▸ **DATA EXCERPTS**:
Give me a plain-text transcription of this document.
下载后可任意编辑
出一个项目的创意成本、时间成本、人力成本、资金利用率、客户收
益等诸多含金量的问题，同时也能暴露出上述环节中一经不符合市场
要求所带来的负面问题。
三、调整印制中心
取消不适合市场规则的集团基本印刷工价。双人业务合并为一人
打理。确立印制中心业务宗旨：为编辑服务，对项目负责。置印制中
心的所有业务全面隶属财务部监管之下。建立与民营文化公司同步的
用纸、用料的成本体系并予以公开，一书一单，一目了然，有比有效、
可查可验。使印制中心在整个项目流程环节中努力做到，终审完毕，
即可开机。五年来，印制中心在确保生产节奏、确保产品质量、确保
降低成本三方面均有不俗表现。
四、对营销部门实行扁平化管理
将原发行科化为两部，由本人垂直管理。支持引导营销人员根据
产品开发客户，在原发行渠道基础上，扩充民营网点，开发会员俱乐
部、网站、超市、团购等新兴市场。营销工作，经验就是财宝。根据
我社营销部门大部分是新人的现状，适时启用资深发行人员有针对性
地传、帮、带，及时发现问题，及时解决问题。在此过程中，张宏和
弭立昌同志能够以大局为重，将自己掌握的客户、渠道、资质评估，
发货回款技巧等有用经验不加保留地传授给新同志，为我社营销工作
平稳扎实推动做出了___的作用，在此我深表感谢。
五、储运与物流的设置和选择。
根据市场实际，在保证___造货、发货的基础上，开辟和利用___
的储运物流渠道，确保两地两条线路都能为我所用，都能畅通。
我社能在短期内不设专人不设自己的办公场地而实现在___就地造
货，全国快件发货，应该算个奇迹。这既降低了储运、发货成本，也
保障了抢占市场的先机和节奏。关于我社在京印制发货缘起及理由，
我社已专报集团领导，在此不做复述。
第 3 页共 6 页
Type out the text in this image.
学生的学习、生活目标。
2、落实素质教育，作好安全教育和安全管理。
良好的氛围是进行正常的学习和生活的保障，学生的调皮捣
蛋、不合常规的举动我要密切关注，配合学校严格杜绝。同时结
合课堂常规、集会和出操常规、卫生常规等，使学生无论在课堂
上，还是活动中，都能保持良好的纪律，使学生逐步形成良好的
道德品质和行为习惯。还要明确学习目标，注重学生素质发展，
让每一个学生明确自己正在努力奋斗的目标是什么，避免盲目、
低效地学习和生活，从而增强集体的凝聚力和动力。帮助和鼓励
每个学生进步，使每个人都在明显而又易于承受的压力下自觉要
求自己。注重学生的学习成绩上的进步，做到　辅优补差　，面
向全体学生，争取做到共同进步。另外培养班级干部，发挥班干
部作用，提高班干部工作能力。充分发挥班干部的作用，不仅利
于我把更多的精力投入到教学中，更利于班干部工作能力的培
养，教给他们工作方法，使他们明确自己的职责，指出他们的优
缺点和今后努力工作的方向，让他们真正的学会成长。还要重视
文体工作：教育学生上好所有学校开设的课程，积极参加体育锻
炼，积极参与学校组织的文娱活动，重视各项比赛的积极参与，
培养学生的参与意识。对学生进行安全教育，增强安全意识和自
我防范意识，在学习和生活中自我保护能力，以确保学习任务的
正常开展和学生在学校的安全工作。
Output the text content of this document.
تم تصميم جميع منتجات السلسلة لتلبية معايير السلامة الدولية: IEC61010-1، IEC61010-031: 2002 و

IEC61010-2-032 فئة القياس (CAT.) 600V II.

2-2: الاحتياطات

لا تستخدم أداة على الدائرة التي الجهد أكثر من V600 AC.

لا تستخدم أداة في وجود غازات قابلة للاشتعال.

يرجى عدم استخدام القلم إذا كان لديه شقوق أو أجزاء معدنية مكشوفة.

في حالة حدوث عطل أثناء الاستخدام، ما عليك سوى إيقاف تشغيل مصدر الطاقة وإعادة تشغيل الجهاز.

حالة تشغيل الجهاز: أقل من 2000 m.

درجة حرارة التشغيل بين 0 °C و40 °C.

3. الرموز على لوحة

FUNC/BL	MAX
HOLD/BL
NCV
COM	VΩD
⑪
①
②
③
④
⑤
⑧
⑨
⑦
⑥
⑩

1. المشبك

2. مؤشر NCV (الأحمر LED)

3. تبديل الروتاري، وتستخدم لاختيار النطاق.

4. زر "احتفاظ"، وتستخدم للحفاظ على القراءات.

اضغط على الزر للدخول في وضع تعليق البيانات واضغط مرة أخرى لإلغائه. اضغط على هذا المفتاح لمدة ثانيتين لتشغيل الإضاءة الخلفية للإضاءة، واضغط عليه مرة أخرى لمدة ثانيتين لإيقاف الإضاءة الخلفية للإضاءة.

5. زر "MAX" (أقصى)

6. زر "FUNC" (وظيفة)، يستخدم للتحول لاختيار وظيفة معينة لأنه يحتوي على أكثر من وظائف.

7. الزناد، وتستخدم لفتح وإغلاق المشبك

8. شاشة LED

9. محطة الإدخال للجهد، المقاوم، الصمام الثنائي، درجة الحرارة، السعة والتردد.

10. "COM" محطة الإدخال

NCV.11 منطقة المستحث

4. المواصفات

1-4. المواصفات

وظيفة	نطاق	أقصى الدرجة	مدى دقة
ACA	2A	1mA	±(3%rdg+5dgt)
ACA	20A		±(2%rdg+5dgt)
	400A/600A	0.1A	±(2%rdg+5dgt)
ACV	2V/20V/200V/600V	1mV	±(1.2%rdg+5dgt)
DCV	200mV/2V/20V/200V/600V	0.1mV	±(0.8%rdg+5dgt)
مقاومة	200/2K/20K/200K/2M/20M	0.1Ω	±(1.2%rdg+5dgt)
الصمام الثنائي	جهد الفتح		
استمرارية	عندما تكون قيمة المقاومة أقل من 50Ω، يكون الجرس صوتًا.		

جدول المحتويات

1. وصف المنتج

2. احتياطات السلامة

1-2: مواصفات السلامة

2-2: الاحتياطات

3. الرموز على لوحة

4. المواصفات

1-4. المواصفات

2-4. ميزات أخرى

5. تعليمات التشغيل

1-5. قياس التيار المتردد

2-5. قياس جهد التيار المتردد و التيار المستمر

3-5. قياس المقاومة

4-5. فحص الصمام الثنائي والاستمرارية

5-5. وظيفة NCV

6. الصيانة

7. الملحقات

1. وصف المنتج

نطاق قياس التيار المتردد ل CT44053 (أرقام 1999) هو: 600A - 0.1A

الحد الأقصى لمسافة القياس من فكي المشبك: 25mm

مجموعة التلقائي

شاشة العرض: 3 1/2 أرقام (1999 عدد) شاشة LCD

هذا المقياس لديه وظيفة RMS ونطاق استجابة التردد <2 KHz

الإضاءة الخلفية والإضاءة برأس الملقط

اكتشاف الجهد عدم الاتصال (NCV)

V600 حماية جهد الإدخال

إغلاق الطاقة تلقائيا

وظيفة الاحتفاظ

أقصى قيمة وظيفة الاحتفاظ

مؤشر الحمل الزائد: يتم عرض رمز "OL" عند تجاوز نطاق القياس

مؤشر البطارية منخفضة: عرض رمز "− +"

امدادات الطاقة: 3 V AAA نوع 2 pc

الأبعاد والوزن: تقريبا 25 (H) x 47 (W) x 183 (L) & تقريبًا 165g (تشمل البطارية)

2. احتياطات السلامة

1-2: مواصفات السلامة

▸ **REQUIRED WORK**: Pick out every line above that holds the word "وتستخدم" and copy it.

▸ **OUTPUT**:
3. تبديل الروتاري، وتستخدم لاختيار النطاق.
4. زر "احتفاظ"، وتستخدم للحفاظ على القراءات.
7. الزناد، وتستخدم لفتح وإغلاق المشبك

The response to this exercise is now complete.